Transcribe every entry word for word. Skip the pictures.

------------------------------

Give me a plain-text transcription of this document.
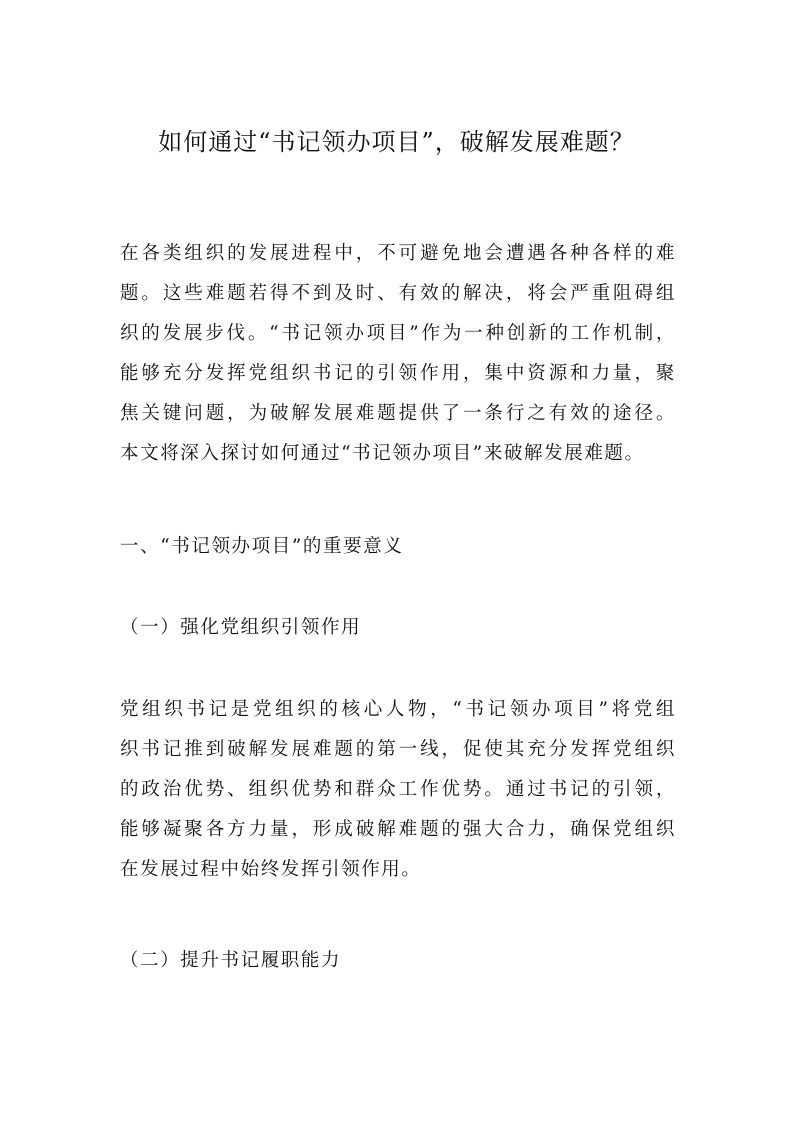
如何通过“书记领办项目”，破解发展难题？
在各类组织的发展进程中，不可避免地会遭遇各种各样的难
题。这些难题若得不到及时、有效的解决，将会严重阻碍组
织的发展步伐。“书记领办项目”作为一种创新的工作机制，
能够充分发挥党组织书记的引领作用，集中资源和力量，聚
焦关键问题，为破解发展难题提供了一条行之有效的途径。
本文将深入探讨如何通过“书记领办项目”来破解发展难题。
一、“书记领办项目”的重要意义
（一）强化党组织引领作用
党组织书记是党组织的核心人物，“书记领办项目”将党组
织书记推到破解发展难题的第一线，促使其充分发挥党组织
的政治优势、组织优势和群众工作优势。通过书记的引领，
能够凝聚各方力量，形成破解难题的强大合力，确保党组织
在发展过程中始终发挥引领作用。
（二）提升书记履职能力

------------------------------

#### [Response below]
Give me a plain-text transcription of this document.
如何通过“书记领办项目”，破解发展难题？
在各类组织的发展进程中，不可避免地会遭遇各种各样的难
题。这些难题若得不到及时、有效的解决，将会严重阻碍组
织的发展步伐。“书记领办项目”作为一种创新的工作机制，
能够充分发挥党组织书记的引领作用，集中资源和力量，聚
焦关键问题，为破解发展难题提供了一条行之有效的途径。
本文将深入探讨如何通过“书记领办项目”来破解发展难题。
一、“书记领办项目”的重要意义
（一）强化党组织引领作用
党组织书记是党组织的核心人物，“书记领办项目”将党组
织书记推到破解发展难题的第一线，促使其充分发挥党组织
的政治优势、组织优势和群众工作优势。通过书记的引领，
能够凝聚各方力量，形成破解难题的强大合力，确保党组织
在发展过程中始终发挥引领作用。
（二）提升书记履职能力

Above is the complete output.